**Description of the task**
Give the data again, word for word.
□ □ □ □ □ □ □
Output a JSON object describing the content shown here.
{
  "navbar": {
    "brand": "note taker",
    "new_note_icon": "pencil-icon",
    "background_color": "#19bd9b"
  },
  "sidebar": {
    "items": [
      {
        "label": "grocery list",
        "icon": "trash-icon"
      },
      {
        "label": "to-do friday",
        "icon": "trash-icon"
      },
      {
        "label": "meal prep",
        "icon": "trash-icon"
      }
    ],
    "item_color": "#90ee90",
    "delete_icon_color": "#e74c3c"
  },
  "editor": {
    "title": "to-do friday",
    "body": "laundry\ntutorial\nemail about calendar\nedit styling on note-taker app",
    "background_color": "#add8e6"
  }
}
□ □ □ □ □ □ □
**Task answer**
Output a JSON object describing the content shown here.
{
  "navbar": {
    "brand": "note taker",
    "new_note_icon": "pencil-icon",
    "background_color": "#19bd9b"
  },
  "sidebar": {
    "items": [
      {
        "label": "grocery list",
        "icon": "trash-icon"
      },
      {
        "label": "to-do friday",
        "icon": "trash-icon"
      },
      {
        "label": "meal prep",
        "icon": "trash-icon"
      }
    ],
    "item_color": "#90ee90",
    "delete_icon_color": "#e74c3c"
  },
  "editor": {
    "title": "to-do friday",
    "body": "laundry\ntutorial\nemail about calendar\nedit styling on note-taker app",
    "background_color": "#add8e6"
  }
}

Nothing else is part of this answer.